In the material below, find each line with the string "Access" and copy it.

──────────────────────────────

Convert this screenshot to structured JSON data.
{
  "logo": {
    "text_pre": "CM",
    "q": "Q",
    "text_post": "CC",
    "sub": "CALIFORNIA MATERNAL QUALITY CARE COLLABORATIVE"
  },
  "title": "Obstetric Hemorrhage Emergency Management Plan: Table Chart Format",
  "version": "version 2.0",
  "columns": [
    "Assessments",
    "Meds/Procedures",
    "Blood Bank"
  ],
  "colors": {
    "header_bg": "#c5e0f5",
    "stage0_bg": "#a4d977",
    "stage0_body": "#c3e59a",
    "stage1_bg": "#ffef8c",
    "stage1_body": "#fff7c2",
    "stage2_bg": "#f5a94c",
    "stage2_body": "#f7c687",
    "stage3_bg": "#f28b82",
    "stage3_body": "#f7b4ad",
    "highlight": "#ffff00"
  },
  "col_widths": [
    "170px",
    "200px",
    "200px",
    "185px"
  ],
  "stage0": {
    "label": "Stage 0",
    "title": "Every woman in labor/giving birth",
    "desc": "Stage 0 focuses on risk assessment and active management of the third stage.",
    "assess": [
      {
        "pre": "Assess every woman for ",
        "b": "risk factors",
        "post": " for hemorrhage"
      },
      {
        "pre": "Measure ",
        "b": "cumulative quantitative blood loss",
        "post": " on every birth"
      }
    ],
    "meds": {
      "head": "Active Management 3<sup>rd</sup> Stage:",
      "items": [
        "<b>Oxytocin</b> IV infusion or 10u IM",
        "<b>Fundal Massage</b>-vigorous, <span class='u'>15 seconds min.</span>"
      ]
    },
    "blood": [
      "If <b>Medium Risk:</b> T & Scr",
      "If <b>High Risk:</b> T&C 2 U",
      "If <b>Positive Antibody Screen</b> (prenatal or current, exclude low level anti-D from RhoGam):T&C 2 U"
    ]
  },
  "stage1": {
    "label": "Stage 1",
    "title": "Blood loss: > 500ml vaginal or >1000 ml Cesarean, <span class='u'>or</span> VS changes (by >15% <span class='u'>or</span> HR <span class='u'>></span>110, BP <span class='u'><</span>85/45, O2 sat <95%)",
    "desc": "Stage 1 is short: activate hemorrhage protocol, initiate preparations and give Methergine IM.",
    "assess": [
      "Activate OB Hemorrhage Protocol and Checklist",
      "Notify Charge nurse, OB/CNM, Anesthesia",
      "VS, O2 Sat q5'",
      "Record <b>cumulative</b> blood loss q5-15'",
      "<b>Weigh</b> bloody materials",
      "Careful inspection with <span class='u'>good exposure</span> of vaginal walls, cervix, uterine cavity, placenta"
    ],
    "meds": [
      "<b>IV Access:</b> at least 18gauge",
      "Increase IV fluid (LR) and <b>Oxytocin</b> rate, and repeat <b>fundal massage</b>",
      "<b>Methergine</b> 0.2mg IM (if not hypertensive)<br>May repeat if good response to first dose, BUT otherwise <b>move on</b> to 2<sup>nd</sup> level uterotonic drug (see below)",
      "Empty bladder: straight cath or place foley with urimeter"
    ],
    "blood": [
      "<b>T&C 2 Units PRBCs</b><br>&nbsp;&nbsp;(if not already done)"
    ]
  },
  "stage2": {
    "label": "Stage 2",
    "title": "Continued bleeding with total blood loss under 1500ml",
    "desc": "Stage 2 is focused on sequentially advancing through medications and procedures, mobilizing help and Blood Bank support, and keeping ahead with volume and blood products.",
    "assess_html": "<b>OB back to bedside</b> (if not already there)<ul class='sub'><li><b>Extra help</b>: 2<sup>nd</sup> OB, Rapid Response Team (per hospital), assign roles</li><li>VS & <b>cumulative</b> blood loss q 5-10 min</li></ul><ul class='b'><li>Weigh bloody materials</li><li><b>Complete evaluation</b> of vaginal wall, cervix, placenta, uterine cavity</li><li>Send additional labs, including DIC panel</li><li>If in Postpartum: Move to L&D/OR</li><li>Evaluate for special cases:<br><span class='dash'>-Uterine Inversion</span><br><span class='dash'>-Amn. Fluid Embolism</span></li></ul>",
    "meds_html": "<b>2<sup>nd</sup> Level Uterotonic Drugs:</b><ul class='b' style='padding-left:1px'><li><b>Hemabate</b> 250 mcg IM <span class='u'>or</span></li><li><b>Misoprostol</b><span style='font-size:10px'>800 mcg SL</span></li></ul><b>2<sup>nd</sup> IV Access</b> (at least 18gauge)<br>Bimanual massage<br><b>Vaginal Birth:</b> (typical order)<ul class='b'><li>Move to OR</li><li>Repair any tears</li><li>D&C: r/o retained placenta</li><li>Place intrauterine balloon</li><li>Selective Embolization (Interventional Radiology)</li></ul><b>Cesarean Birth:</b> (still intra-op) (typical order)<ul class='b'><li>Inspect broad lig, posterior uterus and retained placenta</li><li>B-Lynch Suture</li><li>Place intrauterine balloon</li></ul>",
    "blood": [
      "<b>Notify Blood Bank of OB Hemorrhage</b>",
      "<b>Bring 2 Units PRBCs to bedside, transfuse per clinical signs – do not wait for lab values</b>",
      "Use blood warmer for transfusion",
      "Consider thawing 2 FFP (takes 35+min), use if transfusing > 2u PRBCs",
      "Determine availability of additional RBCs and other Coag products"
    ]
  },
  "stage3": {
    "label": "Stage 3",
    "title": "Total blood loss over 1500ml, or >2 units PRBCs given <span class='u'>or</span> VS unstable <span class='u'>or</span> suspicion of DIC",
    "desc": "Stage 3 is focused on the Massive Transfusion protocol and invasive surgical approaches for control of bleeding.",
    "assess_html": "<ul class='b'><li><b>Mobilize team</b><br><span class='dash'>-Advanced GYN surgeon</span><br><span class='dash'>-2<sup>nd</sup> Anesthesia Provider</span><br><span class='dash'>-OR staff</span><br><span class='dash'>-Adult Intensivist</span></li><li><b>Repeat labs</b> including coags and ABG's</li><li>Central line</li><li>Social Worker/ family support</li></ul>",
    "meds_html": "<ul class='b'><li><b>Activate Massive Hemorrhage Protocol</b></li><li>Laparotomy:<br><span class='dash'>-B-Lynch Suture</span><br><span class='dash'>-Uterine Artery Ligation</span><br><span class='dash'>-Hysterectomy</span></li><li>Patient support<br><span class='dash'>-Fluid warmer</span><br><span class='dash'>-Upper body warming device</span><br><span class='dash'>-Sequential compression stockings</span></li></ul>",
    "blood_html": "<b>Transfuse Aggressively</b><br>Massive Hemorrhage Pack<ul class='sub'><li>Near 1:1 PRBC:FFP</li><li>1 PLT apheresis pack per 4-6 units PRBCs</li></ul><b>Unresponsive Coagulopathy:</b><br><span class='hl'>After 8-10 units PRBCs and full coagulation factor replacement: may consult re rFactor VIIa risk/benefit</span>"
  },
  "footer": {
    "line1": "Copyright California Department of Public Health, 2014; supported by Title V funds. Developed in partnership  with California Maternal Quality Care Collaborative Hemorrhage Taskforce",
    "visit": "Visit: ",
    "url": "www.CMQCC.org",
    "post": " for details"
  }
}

──────────────────────────────

▶ _REPLY_:
      "<b>IV Access:</b> at least 18gauge",
    "meds_html": "<b>2<sup>nd</sup> Level Uterotonic Drugs:</b><ul class='b' style='padding-left:1px'><li><b>Hemabate</b> 250 mcg IM <span class='u'>or</span></li><li><b>Misoprostol</b><span style='font-size:10px'>800 mcg SL</span></li></ul><b>2<sup>nd</sup> IV Access</b> (at least 18gauge)<br>Bimanual massage<br><b>Vaginal Birth:</b> (typical order)<ul class='b'><li>Move to OR</li><li>Repair any tears</li><li>D&C: r/o retained placenta</li><li>Place intrauterine balloon</li><li>Selective Embolization (Interventional Radiology)</li></ul><b>Cesarean Birth:</b> (still intra-op) (typical order)<ul class='b'><li>Inspect broad lig, posterior uterus and retained placenta</li><li>B-Lynch Suture</li><li>Place intrauterine balloon</li></ul>",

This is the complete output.